* [Prompt] Write the records out again, keeping each line exactly as it is.

Stored records:
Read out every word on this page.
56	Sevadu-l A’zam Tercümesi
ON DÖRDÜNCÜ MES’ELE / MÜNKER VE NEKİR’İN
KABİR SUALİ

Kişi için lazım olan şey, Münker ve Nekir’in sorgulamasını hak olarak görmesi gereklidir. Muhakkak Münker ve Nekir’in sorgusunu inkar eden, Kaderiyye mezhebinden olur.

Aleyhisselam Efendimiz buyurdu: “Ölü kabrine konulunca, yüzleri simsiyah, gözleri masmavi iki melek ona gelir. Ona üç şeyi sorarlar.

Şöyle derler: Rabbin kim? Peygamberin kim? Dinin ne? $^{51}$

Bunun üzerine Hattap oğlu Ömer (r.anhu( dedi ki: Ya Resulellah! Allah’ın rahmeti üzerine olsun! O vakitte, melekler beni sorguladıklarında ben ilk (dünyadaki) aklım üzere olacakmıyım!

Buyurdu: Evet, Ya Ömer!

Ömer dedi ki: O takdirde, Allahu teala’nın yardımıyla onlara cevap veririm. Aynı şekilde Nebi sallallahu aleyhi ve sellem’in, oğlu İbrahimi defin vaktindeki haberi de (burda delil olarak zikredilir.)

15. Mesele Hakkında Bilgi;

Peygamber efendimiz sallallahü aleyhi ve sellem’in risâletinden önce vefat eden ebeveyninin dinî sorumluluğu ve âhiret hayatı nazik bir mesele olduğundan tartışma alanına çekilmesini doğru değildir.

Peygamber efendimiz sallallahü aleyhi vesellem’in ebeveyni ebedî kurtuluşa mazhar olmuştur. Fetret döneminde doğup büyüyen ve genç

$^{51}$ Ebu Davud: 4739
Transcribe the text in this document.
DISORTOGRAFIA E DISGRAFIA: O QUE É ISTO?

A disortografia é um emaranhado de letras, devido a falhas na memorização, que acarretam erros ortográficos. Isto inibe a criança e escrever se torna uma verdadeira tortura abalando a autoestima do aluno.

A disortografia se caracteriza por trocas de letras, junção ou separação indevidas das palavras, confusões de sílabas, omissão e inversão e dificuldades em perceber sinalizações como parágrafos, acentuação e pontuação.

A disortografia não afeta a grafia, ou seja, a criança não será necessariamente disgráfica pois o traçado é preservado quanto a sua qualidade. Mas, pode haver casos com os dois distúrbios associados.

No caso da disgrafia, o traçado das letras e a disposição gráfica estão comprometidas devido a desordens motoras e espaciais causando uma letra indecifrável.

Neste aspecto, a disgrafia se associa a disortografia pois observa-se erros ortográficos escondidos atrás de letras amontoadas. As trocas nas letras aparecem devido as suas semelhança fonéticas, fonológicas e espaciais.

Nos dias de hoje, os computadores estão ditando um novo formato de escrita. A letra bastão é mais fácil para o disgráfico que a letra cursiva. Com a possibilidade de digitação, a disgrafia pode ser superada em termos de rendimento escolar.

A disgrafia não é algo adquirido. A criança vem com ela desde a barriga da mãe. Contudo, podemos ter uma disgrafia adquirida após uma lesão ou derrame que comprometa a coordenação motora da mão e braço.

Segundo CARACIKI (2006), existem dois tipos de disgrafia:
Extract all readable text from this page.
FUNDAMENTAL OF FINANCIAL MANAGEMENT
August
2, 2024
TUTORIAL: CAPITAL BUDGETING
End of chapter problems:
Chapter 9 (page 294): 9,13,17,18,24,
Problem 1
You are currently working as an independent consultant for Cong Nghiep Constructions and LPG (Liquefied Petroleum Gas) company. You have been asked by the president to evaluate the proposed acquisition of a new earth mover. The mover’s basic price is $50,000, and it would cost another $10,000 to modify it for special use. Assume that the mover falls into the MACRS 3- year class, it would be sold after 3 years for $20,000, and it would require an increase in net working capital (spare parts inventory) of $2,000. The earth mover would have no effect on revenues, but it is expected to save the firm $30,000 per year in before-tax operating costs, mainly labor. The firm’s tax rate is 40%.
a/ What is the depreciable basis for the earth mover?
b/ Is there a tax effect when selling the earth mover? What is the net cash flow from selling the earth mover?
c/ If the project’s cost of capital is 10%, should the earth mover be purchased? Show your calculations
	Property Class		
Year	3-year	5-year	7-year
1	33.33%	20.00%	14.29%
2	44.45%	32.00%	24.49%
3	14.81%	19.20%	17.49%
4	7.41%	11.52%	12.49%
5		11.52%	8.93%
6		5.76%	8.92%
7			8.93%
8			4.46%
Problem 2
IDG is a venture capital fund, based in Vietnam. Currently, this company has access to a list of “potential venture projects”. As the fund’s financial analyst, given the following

* [Output of the exercise]
Read out every word on this page.
56	Sevadu-l A’zam Tercümesi
ON DÖRDÜNCÜ MES’ELE / MÜNKER VE NEKİR’İN
KABİR SUALİ

Kişi için lazım olan şey, Münker ve Nekir’in sorgulamasını hak olarak görmesi gereklidir. Muhakkak Münker ve Nekir’in sorgusunu inkar eden, Kaderiyye mezhebinden olur.

Aleyhisselam Efendimiz buyurdu: “Ölü kabrine konulunca, yüzleri simsiyah, gözleri masmavi iki melek ona gelir. Ona üç şeyi sorarlar.

Şöyle derler: Rabbin kim? Peygamberin kim? Dinin ne? $^{51}$

Bunun üzerine Hattap oğlu Ömer (r.anhu( dedi ki: Ya Resulellah! Allah’ın rahmeti üzerine olsun! O vakitte, melekler beni sorguladıklarında ben ilk (dünyadaki) aklım üzere olacakmıyım!

Buyurdu: Evet, Ya Ömer!

Ömer dedi ki: O takdirde, Allahu teala’nın yardımıyla onlara cevap veririm. Aynı şekilde Nebi sallallahu aleyhi ve sellem’in, oğlu İbrahimi defin vaktindeki haberi de (burda delil olarak zikredilir.)

15. Mesele Hakkında Bilgi;

Peygamber efendimiz sallallahü aleyhi ve sellem’in risâletinden önce vefat eden ebeveyninin dinî sorumluluğu ve âhiret hayatı nazik bir mesele olduğundan tartışma alanına çekilmesini doğru değildir.

Peygamber efendimiz sallallahü aleyhi vesellem’in ebeveyni ebedî kurtuluşa mazhar olmuştur. Fetret döneminde doğup büyüyen ve genç

$^{51}$ Ebu Davud: 4739
Transcribe the text in this document.
DISORTOGRAFIA E DISGRAFIA: O QUE É ISTO?

A disortografia é um emaranhado de letras, devido a falhas na memorização, que acarretam erros ortográficos. Isto inibe a criança e escrever se torna uma verdadeira tortura abalando a autoestima do aluno.

A disortografia se caracteriza por trocas de letras, junção ou separação indevidas das palavras, confusões de sílabas, omissão e inversão e dificuldades em perceber sinalizações como parágrafos, acentuação e pontuação.

A disortografia não afeta a grafia, ou seja, a criança não será necessariamente disgráfica pois o traçado é preservado quanto a sua qualidade. Mas, pode haver casos com os dois distúrbios associados.

No caso da disgrafia, o traçado das letras e a disposição gráfica estão comprometidas devido a desordens motoras e espaciais causando uma letra indecifrável.

Neste aspecto, a disgrafia se associa a disortografia pois observa-se erros ortográficos escondidos atrás de letras amontoadas. As trocas nas letras aparecem devido as suas semelhança fonéticas, fonológicas e espaciais.

Nos dias de hoje, os computadores estão ditando um novo formato de escrita. A letra bastão é mais fácil para o disgráfico que a letra cursiva. Com a possibilidade de digitação, a disgrafia pode ser superada em termos de rendimento escolar.

A disgrafia não é algo adquirido. A criança vem com ela desde a barriga da mãe. Contudo, podemos ter uma disgrafia adquirida após uma lesão ou derrame que comprometa a coordenação motora da mão e braço.

Segundo CARACIKI (2006), existem dois tipos de disgrafia:
Extract all readable text from this page.
FUNDAMENTAL OF FINANCIAL MANAGEMENT
August
2, 2024
TUTORIAL: CAPITAL BUDGETING
End of chapter problems:
Chapter 9 (page 294): 9,13,17,18,24,
Problem 1
You are currently working as an independent consultant for Cong Nghiep Constructions and LPG (Liquefied Petroleum Gas) company. You have been asked by the president to evaluate the proposed acquisition of a new earth mover. The mover’s basic price is $50,000, and it would cost another $10,000 to modify it for special use. Assume that the mover falls into the MACRS 3- year class, it would be sold after 3 years for $20,000, and it would require an increase in net working capital (spare parts inventory) of $2,000. The earth mover would have no effect on revenues, but it is expected to save the firm $30,000 per year in before-tax operating costs, mainly labor. The firm’s tax rate is 40%.
a/ What is the depreciable basis for the earth mover?
b/ Is there a tax effect when selling the earth mover? What is the net cash flow from selling the earth mover?
c/ If the project’s cost of capital is 10%, should the earth mover be purchased? Show your calculations
	Property Class		
Year	3-year	5-year	7-year
1	33.33%	20.00%	14.29%
2	44.45%	32.00%	24.49%
3	14.81%	19.20%	17.49%
4	7.41%	11.52%	12.49%
5		11.52%	8.93%
6		5.76%	8.92%
7			8.93%
8			4.46%
Problem 2
IDG is a venture capital fund, based in Vietnam. Currently, this company has access to a list of “potential venture projects”. As the fund’s financial analyst, given the following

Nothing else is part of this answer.